> **What you have to do**:
Below are entries to be transcribed exactly; exclude the pictures from the copy.
Provided data start
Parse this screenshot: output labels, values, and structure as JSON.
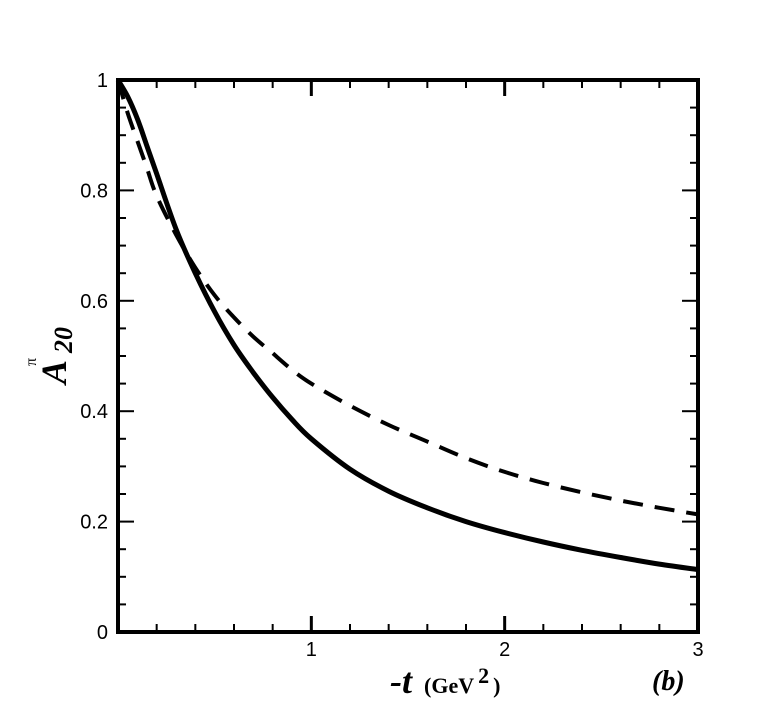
{
  "chart_data": {
    "type": "line",
    "xlabel": {
      "main": "-t",
      "unit_open": "(GeV",
      "unit_sup": "2",
      "unit_close": ")"
    },
    "ylabel": {
      "base": "A",
      "sub": "20",
      "sup": "π"
    },
    "panel_label": "(b)",
    "xlim": [
      0,
      3
    ],
    "ylim": [
      0,
      1
    ],
    "x_ticks": [
      {
        "value": 1,
        "label": "1"
      },
      {
        "value": 2,
        "label": "2"
      },
      {
        "value": 3,
        "label": "3"
      }
    ],
    "y_ticks": [
      {
        "value": 0,
        "label": "0"
      },
      {
        "value": 0.2,
        "label": "0.2"
      },
      {
        "value": 0.4,
        "label": "0.4"
      },
      {
        "value": 0.6,
        "label": "0.6"
      },
      {
        "value": 0.8,
        "label": "0.8"
      },
      {
        "value": 1,
        "label": "1"
      }
    ],
    "grid": false,
    "series": [
      {
        "style": "solid",
        "x": [
          0,
          0.05,
          0.1,
          0.15,
          0.2,
          0.3,
          0.4,
          0.5,
          0.6,
          0.7,
          0.8,
          0.9,
          1.0,
          1.2,
          1.4,
          1.6,
          1.8,
          2.0,
          2.2,
          2.4,
          2.6,
          2.8,
          3.0
        ],
        "y": [
          1.0,
          0.97,
          0.93,
          0.88,
          0.83,
          0.73,
          0.65,
          0.58,
          0.52,
          0.47,
          0.425,
          0.385,
          0.35,
          0.295,
          0.255,
          0.225,
          0.2,
          0.18,
          0.163,
          0.148,
          0.135,
          0.123,
          0.113
        ]
      },
      {
        "style": "dashed",
        "x": [
          0,
          0.05,
          0.1,
          0.15,
          0.2,
          0.3,
          0.4,
          0.5,
          0.6,
          0.7,
          0.8,
          0.9,
          1.0,
          1.2,
          1.4,
          1.6,
          1.8,
          2.0,
          2.2,
          2.4,
          2.6,
          2.8,
          3.0
        ],
        "y": [
          1.0,
          0.94,
          0.89,
          0.84,
          0.79,
          0.72,
          0.66,
          0.61,
          0.57,
          0.535,
          0.505,
          0.475,
          0.45,
          0.41,
          0.375,
          0.345,
          0.315,
          0.29,
          0.27,
          0.253,
          0.238,
          0.225,
          0.213
        ]
      }
    ]
  }
}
Provided data end
> **The completed task**:
Parse this screenshot: output labels, values, and structure as JSON.
{
  "chart_data": {
    "type": "line",
    "xlabel": {
      "main": "-t",
      "unit_open": "(GeV",
      "unit_sup": "2",
      "unit_close": ")"
    },
    "ylabel": {
      "base": "A",
      "sub": "20",
      "sup": "π"
    },
    "panel_label": "(b)",
    "xlim": [
      0,
      3
    ],
    "ylim": [
      0,
      1
    ],
    "x_ticks": [
      {
        "value": 1,
        "label": "1"
      },
      {
        "value": 2,
        "label": "2"
      },
      {
        "value": 3,
        "label": "3"
      }
    ],
    "y_ticks": [
      {
        "value": 0,
        "label": "0"
      },
      {
        "value": 0.2,
        "label": "0.2"
      },
      {
        "value": 0.4,
        "label": "0.4"
      },
      {
        "value": 0.6,
        "label": "0.6"
      },
      {
        "value": 0.8,
        "label": "0.8"
      },
      {
        "value": 1,
        "label": "1"
      }
    ],
    "grid": false,
    "series": [
      {
        "style": "solid",
        "x": [
          0,
          0.05,
          0.1,
          0.15,
          0.2,
          0.3,
          0.4,
          0.5,
          0.6,
          0.7,
          0.8,
          0.9,
          1.0,
          1.2,
          1.4,
          1.6,
          1.8,
          2.0,
          2.2,
          2.4,
          2.6,
          2.8,
          3.0
        ],
        "y": [
          1.0,
          0.97,
          0.93,
          0.88,
          0.83,
          0.73,
          0.65,
          0.58,
          0.52,
          0.47,
          0.425,
          0.385,
          0.35,
          0.295,
          0.255,
          0.225,
          0.2,
          0.18,
          0.163,
          0.148,
          0.135,
          0.123,
          0.113
        ]
      },
      {
        "style": "dashed",
        "x": [
          0,
          0.05,
          0.1,
          0.15,
          0.2,
          0.3,
          0.4,
          0.5,
          0.6,
          0.7,
          0.8,
          0.9,
          1.0,
          1.2,
          1.4,
          1.6,
          1.8,
          2.0,
          2.2,
          2.4,
          2.6,
          2.8,
          3.0
        ],
        "y": [
          1.0,
          0.94,
          0.89,
          0.84,
          0.79,
          0.72,
          0.66,
          0.61,
          0.57,
          0.535,
          0.505,
          0.475,
          0.45,
          0.41,
          0.375,
          0.345,
          0.315,
          0.29,
          0.27,
          0.253,
          0.238,
          0.225,
          0.213
        ]
      }
    ]
  }
}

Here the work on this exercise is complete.